» **WHAT YOU NEED TO DO**
Copy whichever lines contain the string "screenshot".

» **DATA SUPPLIED**
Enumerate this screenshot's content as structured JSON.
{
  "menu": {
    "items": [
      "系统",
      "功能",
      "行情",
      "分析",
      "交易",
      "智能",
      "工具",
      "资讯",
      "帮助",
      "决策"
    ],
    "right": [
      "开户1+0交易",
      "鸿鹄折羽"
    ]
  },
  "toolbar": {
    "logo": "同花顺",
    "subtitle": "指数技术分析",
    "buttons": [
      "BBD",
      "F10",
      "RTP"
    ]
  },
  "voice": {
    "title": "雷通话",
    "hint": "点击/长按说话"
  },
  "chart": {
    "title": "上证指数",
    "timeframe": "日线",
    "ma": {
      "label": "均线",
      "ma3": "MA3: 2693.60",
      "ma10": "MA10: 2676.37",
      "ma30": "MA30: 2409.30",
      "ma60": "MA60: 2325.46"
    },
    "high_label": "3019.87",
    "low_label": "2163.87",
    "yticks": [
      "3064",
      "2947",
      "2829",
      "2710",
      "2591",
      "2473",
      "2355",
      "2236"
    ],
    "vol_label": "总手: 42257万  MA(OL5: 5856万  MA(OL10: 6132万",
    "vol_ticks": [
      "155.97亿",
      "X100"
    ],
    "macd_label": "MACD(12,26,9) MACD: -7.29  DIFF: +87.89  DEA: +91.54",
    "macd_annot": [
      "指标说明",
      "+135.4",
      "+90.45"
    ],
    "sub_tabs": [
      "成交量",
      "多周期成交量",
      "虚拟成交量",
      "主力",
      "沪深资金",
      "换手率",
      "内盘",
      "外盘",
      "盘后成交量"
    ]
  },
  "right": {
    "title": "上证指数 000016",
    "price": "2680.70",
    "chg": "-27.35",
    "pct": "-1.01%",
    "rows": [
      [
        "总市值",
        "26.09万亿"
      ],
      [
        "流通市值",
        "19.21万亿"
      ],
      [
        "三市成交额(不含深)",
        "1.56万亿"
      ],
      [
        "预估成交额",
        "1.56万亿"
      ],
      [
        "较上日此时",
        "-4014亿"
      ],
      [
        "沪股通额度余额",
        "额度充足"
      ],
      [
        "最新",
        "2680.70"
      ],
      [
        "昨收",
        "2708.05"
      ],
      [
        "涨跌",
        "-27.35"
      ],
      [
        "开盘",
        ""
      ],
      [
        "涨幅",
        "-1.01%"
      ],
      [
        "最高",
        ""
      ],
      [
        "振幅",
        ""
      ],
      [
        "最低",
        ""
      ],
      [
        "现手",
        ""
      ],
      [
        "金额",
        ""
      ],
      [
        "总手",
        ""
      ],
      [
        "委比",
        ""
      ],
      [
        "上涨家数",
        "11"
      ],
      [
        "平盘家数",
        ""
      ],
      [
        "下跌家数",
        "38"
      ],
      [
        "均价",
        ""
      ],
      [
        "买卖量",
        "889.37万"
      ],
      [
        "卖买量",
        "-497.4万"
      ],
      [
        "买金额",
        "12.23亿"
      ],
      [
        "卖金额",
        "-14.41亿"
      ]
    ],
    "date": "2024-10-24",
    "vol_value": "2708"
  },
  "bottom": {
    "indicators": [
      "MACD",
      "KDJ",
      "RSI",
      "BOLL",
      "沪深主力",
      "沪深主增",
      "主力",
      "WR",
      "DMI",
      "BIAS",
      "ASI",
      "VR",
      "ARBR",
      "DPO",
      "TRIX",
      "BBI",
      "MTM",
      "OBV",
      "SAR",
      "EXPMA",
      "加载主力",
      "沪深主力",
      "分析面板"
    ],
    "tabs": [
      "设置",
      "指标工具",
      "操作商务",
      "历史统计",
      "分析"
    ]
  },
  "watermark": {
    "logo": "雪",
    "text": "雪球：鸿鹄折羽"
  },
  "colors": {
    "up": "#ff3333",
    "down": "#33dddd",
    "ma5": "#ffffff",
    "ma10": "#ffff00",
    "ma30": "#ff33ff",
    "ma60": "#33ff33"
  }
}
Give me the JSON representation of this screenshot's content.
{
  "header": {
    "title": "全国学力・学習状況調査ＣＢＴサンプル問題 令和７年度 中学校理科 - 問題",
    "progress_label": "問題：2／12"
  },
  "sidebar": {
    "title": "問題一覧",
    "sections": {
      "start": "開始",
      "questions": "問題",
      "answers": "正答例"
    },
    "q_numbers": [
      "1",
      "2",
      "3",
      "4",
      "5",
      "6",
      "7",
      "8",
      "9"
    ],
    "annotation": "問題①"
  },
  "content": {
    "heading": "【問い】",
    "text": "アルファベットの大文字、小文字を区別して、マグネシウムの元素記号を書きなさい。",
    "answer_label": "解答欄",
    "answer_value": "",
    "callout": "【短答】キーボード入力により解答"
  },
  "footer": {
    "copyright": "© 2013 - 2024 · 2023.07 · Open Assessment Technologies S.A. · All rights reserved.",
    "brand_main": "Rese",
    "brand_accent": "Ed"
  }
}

» **RESPONSE TO THE TASK**
Enumerate this screenshot's content as structured JSON.
Give me the JSON representation of this screenshot's content.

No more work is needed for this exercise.